▸ **Document source**:
────────────────────────────────────────

Jung - crédits : Dmitri Kessel/ The LIFE Picture Collection/ Getty Images

Jung

Le couple anima-animus joue un rôle important dans la « psychologie des profondeurs » de Carl Gustav Jung. Il s'agit d'une résurgence de deux termes du corpus de la philosophie médiévale. On les rencontre chez de nombreux auteurs, notamment Guibert de Nogent, où généralement ils désignent, respectivement, l'âme (anima) et l'esprit (animus) selon une hiérarchie de dignité ontologique : corps, âme, puis esprit. Le niveau intermédiaire de l'âme (anima) correspond au monde des images et semble réaliser un lien entre les deux autres niveaux.

On peut distinguer deux moments dans l'œuvre de Jung concernant la conception de ces termes. Dans un premier temps, Jung va, à travers la seule notion d'anima, tenter de redonner un sens au concept d'âme hors du schéma du dualisme cartésien corps/âme qui bloquait plus ou moins la conception de l'âme sur une définition mentaliste ou spiritualiste. L'anima sera une réalité vivante, une force d'animation, une puissance inconsciente qui porte et hante le langage conscient et la pensée rationnelle. Notamment elle sera la source de nombreuses productions d'images. Elle apparaît donc fortement liée à une pensée muette, riche en expériences intuitives et en imagination. Finalement, elle viendra désigner dans cette première partie de l'œuvre de Jung cette réalité intermédiaire, autonome par rapport au corps comme à l'esprit, que la philosophie médiévale et celle de la Renaissance ont tenté de comprendre et que la pensée moderne a voulu rejeter.

────────────────────────────────────────

▸ **Entrées fournies**:
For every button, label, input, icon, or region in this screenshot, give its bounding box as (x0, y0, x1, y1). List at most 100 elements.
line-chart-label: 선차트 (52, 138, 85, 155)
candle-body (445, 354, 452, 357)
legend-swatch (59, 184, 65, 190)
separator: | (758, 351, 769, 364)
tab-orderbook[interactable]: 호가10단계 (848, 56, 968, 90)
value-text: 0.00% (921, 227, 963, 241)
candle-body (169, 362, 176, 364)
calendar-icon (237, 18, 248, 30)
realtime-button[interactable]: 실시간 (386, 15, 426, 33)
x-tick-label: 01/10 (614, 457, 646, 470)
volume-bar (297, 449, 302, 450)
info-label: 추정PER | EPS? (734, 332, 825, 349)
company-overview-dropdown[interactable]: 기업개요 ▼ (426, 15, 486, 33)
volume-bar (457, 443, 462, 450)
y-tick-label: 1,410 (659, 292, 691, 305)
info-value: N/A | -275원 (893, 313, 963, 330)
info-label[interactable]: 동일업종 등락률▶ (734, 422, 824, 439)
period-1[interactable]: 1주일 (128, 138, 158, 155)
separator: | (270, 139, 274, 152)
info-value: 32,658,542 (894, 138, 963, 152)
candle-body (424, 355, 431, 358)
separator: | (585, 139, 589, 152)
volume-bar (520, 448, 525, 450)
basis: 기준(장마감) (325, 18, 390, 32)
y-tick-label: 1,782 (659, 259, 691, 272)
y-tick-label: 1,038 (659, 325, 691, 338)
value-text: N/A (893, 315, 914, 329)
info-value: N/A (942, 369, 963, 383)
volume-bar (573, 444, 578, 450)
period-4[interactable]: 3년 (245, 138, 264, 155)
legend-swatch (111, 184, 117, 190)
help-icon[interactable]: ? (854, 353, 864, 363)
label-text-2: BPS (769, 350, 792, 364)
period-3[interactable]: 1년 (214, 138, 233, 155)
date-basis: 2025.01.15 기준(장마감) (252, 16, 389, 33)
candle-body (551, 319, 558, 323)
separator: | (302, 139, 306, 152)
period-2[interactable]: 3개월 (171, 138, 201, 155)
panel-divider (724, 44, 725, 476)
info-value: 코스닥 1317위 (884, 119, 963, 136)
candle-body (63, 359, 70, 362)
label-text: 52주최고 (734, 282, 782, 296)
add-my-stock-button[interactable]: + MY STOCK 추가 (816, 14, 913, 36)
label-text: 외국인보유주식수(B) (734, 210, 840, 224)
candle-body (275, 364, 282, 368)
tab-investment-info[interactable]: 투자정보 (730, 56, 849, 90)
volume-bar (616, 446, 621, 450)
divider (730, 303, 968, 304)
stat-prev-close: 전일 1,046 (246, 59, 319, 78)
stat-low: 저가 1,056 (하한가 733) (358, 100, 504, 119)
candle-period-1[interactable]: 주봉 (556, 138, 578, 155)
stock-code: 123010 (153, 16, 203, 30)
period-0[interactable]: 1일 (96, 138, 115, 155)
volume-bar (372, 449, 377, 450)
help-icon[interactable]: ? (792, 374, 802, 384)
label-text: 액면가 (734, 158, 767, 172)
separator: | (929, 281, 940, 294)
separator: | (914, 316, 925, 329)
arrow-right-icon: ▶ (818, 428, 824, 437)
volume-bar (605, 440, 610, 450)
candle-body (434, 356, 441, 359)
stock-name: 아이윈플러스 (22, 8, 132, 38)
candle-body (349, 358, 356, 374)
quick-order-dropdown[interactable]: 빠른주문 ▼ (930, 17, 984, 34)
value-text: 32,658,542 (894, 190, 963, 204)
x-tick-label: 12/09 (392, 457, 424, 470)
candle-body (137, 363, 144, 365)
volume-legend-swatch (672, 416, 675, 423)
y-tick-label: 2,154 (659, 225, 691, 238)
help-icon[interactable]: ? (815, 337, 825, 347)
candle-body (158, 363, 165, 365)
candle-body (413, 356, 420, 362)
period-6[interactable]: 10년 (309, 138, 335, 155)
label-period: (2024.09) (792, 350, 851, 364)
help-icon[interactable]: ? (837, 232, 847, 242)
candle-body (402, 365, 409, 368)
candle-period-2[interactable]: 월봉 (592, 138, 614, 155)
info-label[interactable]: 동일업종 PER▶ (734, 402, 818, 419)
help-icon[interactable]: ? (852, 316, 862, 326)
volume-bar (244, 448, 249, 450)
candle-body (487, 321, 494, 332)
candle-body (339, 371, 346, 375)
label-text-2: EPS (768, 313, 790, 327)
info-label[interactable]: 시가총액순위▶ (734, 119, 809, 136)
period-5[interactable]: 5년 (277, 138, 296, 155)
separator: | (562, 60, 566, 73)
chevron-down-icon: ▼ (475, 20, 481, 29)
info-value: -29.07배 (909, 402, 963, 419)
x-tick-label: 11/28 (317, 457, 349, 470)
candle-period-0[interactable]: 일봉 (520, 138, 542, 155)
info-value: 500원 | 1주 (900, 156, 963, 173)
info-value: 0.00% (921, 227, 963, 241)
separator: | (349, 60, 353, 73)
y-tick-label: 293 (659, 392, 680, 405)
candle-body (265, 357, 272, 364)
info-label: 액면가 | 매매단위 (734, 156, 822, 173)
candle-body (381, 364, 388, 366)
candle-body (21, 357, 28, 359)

────────────────────────────────────────

▸ **Série d'exercices**:
1. Recopiez fidèlement le passage du texte sur l'anima et l'animus chez Jung qui s'ouvre sur les mots contenant « Jung - crédits » et se clôt sur « deux autres niveaux. ».
2. D'après le texte sur l'anima et l'animus chez Jung, selon quelle hiérarchie de dignité ontologique les auteurs médiévaux ordonnent-ils les niveaux de l'être ?
3. Prolongez le texte sur l'anima et l'animus chez Jung à la suite de sa dernière phrase.

▸ **Réponses par exercice**:
1.
Jung - crédits : Dmitri Kessel/ The LIFE Picture Collection/ Getty Images

Jung

Le couple anima-animus joue un rôle important dans la « psychologie des profondeurs » de Carl Gustav Jung. Il s'agit d'une résurgence de deux termes du corpus de la philosophie médiévale. On les rencontre chez de nombreux auteurs, notamment Guibert de Nogent, où généralement ils désignent, respectivement, l'âme (anima) et l'esprit (animus) selon une hiérarchie de dignité ontologique : corps, âme, puis esprit. Le niveau intermédiaire de l'âme (anima) correspond au monde des images et semble réaliser un lien entre les deux autres niveaux.

2. Corps, âme, puis esprit.

3.
Puis dans un second moment de son œuvre, Jung va relativiser cette découverte en comprenant que sa conception de l'anima était unilatérale. Il acquiert la conviction que l'anima ne présente qu'une face de la relation entre l'être humain et son âme. En fait, elle correspond seulement à une expérience masculine de l'âme. Sous la couche de raison et de pensée, cette puissante anima est une incarnation féminine de l'imagination masculine. D'où, selon Jung, la nécessité de lui adjoindre en symétrie un pendant qui puisse correspondre à l'expérience féminine de l'âme. Ce sera l'hypothèse d'un animus, aspect masculin de l'âme de la femme, visage de son imagination, en arrière, en retrait du niveau conscient de son identité sexuelle.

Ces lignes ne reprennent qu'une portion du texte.